* Written task *
Extract the full listing below without altering a single character.

* Provided data *
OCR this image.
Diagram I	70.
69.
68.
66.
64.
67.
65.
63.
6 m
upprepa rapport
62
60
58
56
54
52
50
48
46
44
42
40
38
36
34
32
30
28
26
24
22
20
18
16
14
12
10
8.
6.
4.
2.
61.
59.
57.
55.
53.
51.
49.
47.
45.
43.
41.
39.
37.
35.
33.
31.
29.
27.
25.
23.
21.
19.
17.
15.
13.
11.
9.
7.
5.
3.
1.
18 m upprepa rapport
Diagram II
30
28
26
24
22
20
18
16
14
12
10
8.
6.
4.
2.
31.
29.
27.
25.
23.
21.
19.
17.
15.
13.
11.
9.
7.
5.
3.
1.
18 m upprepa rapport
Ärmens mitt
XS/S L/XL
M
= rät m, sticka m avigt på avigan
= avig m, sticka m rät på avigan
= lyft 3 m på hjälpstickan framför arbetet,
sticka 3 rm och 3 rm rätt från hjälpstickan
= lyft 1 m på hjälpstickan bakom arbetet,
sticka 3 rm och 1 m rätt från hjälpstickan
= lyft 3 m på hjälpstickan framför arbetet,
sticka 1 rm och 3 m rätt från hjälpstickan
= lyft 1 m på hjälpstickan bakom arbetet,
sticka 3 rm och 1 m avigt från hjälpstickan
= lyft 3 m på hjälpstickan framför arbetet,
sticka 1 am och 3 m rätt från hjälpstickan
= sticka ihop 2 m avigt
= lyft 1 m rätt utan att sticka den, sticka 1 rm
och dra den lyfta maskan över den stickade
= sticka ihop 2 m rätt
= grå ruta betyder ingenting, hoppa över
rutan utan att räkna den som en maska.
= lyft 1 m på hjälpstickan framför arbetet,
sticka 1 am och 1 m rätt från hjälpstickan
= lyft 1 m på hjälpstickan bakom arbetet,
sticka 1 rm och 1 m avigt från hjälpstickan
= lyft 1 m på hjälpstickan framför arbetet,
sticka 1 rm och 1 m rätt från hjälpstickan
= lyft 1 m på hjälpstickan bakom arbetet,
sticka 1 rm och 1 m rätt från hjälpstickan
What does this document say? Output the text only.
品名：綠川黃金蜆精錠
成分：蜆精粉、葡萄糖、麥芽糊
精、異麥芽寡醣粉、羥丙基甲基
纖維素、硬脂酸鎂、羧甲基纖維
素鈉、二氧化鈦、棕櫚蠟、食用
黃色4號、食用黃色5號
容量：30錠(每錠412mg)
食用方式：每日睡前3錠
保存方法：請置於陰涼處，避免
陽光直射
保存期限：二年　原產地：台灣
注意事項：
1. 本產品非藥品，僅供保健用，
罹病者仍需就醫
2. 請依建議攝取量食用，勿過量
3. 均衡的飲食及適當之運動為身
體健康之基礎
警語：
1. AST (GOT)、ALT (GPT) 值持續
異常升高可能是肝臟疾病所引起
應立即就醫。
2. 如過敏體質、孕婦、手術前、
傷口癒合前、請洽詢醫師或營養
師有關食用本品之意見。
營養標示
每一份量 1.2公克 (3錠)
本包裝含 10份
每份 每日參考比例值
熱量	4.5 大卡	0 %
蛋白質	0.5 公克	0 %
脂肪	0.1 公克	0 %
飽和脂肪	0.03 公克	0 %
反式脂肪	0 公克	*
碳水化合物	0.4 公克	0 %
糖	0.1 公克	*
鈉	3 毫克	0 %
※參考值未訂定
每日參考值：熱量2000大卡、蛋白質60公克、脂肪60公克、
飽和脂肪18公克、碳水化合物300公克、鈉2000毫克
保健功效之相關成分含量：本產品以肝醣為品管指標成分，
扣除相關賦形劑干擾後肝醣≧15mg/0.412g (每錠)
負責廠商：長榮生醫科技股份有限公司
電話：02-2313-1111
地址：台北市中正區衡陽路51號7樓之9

* Response to the task *
OCR this image.
Diagram I	70.
69.
68.
66.
64.
67.
65.
63.
6 m
upprepa rapport
62
60
58
56
54
52
50
48
46
44
42
40
38
36
34
32
30
28
26
24
22
20
18
16
14
12
10
8.
6.
4.
2.
61.
59.
57.
55.
53.
51.
49.
47.
45.
43.
41.
39.
37.
35.
33.
31.
29.
27.
25.
23.
21.
19.
17.
15.
13.
11.
9.
7.
5.
3.
1.
18 m upprepa rapport
Diagram II
30
28
26
24
22
20
18
16
14
12
10
8.
6.
4.
2.
31.
29.
27.
25.
23.
21.
19.
17.
15.
13.
11.
9.
7.
5.
3.
1.
18 m upprepa rapport
Ärmens mitt
XS/S L/XL
M
= rät m, sticka m avigt på avigan
= avig m, sticka m rät på avigan
= lyft 3 m på hjälpstickan framför arbetet,
sticka 3 rm och 3 rm rätt från hjälpstickan
= lyft 1 m på hjälpstickan bakom arbetet,
sticka 3 rm och 1 m rätt från hjälpstickan
= lyft 3 m på hjälpstickan framför arbetet,
sticka 1 rm och 3 m rätt från hjälpstickan
= lyft 1 m på hjälpstickan bakom arbetet,
sticka 3 rm och 1 m avigt från hjälpstickan
= lyft 3 m på hjälpstickan framför arbetet,
sticka 1 am och 3 m rätt från hjälpstickan
= sticka ihop 2 m avigt
= lyft 1 m rätt utan att sticka den, sticka 1 rm
och dra den lyfta maskan över den stickade
= sticka ihop 2 m rätt
= grå ruta betyder ingenting, hoppa över
rutan utan att räkna den som en maska.
= lyft 1 m på hjälpstickan framför arbetet,
sticka 1 am och 1 m rätt från hjälpstickan
= lyft 1 m på hjälpstickan bakom arbetet,
sticka 1 rm och 1 m avigt från hjälpstickan
= lyft 1 m på hjälpstickan framför arbetet,
sticka 1 rm och 1 m rätt från hjälpstickan
= lyft 1 m på hjälpstickan bakom arbetet,
sticka 1 rm och 1 m rätt från hjälpstickan
What does this document say? Output the text only.
品名：綠川黃金蜆精錠
成分：蜆精粉、葡萄糖、麥芽糊
精、異麥芽寡醣粉、羥丙基甲基
纖維素、硬脂酸鎂、羧甲基纖維
素鈉、二氧化鈦、棕櫚蠟、食用
黃色4號、食用黃色5號
容量：30錠(每錠412mg)
食用方式：每日睡前3錠
保存方法：請置於陰涼處，避免
陽光直射
保存期限：二年　原產地：台灣
注意事項：
1. 本產品非藥品，僅供保健用，
罹病者仍需就醫
2. 請依建議攝取量食用，勿過量
3. 均衡的飲食及適當之運動為身
體健康之基礎
警語：
1. AST (GOT)、ALT (GPT) 值持續
異常升高可能是肝臟疾病所引起
應立即就醫。
2. 如過敏體質、孕婦、手術前、
傷口癒合前、請洽詢醫師或營養
師有關食用本品之意見。
營養標示
每一份量 1.2公克 (3錠)
本包裝含 10份
每份 每日參考比例值
熱量	4.5 大卡	0 %
蛋白質	0.5 公克	0 %
脂肪	0.1 公克	0 %
飽和脂肪	0.03 公克	0 %
反式脂肪	0 公克	*
碳水化合物	0.4 公克	0 %
糖	0.1 公克	*
鈉	3 毫克	0 %
※參考值未訂定
每日參考值：熱量2000大卡、蛋白質60公克、脂肪60公克、
飽和脂肪18公克、碳水化合物300公克、鈉2000毫克
保健功效之相關成分含量：本產品以肝醣為品管指標成分，
扣除相關賦形劑干擾後肝醣≧15mg/0.412g (每錠)
負責廠商：長榮生醫科技股份有限公司
電話：02-2313-1111
地址：台北市中正區衡陽路51號7樓之9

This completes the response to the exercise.